* Your goal *
Count how many lines contain the word "Administradores". Please give only the number.

Saved entries:
"""

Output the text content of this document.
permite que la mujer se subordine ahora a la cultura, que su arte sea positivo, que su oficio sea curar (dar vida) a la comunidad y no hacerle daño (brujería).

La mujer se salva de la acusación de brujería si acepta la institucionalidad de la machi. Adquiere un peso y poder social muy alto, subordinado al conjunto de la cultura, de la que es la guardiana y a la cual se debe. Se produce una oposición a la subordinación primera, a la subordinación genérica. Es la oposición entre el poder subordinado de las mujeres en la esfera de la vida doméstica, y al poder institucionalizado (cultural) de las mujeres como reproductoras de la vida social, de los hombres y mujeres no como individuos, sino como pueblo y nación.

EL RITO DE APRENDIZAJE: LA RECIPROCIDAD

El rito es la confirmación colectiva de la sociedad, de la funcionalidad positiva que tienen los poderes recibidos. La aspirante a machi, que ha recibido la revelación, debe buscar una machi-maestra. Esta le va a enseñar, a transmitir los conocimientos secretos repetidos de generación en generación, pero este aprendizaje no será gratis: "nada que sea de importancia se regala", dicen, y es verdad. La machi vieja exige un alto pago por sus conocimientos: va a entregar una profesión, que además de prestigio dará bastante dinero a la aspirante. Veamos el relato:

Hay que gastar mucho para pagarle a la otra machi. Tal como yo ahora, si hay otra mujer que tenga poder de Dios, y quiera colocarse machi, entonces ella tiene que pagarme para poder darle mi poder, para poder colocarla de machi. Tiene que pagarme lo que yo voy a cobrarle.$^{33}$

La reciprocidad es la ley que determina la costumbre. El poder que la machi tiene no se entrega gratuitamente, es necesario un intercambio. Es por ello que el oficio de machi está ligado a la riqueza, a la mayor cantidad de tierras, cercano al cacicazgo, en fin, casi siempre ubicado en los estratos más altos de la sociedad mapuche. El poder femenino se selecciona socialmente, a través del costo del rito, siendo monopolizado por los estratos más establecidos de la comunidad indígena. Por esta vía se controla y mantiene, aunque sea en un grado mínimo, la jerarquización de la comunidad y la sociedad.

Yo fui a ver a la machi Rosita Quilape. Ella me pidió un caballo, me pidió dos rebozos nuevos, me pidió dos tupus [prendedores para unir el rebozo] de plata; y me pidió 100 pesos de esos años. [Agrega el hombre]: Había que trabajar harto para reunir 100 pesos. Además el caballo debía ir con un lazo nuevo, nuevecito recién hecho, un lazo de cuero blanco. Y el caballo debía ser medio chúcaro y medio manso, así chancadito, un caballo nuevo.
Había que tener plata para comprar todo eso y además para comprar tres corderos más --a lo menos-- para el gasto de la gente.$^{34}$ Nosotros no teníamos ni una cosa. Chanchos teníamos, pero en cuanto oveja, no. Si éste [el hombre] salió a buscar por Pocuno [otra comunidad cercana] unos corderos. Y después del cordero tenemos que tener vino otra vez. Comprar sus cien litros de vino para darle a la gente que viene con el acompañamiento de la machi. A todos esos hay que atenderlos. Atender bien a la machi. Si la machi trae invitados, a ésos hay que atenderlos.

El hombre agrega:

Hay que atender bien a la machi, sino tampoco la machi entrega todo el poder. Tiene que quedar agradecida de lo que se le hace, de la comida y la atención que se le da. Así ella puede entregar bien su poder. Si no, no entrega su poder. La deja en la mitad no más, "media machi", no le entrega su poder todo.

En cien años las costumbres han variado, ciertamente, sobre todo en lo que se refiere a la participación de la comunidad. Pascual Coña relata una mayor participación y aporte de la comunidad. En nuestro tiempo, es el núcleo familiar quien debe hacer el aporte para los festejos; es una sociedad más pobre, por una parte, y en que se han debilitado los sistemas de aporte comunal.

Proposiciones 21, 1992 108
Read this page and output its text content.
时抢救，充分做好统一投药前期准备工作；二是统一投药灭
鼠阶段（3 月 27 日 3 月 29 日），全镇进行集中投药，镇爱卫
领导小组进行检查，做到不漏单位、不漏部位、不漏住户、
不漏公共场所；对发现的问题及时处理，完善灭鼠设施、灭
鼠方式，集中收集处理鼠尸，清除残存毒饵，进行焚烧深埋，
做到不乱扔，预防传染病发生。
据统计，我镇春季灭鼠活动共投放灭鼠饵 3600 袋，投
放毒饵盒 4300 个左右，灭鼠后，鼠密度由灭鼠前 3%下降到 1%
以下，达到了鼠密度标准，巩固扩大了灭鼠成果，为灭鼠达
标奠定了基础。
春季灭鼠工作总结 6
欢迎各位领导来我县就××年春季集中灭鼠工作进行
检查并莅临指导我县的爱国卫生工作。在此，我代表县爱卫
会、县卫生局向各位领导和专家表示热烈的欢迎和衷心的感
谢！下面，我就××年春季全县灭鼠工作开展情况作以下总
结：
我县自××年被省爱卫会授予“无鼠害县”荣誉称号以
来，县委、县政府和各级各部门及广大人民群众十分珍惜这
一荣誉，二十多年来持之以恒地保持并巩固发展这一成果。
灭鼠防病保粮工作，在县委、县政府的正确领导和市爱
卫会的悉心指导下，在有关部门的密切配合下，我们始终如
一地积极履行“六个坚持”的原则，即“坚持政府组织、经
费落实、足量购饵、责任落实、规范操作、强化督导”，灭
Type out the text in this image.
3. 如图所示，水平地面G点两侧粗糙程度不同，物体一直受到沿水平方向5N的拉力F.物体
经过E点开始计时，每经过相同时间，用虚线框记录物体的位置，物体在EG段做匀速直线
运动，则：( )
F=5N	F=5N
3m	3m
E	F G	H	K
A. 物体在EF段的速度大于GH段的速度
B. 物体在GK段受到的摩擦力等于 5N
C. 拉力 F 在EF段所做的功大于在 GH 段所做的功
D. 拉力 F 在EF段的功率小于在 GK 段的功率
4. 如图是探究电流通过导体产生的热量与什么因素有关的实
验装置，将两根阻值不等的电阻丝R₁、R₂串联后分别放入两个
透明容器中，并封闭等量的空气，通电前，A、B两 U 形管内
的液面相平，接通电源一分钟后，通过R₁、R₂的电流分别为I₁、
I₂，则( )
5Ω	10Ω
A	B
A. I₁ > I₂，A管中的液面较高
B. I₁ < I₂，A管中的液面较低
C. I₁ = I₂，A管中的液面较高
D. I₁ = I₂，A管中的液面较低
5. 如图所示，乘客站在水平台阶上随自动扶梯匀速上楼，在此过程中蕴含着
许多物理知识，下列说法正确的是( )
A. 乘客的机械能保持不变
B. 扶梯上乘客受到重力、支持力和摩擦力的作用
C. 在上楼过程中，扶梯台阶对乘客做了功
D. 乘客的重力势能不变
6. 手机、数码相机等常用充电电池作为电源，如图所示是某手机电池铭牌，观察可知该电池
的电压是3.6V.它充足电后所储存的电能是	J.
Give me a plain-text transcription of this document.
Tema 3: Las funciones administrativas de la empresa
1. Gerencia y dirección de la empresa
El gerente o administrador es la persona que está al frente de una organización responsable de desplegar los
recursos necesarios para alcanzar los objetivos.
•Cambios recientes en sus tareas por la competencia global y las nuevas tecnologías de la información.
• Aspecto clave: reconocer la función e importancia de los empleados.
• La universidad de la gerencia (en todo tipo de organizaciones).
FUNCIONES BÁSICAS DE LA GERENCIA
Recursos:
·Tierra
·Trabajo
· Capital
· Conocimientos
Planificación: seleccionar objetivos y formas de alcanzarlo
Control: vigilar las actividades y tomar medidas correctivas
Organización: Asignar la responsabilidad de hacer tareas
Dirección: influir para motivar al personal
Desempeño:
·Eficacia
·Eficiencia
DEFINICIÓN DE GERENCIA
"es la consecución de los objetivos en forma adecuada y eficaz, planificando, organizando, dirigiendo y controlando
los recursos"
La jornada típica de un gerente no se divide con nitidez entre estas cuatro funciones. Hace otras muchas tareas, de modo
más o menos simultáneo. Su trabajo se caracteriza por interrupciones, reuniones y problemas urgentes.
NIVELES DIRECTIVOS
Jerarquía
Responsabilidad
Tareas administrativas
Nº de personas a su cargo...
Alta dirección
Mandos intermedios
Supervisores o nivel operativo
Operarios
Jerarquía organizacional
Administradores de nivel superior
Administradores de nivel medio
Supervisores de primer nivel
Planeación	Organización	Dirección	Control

"""

* Written reply *
2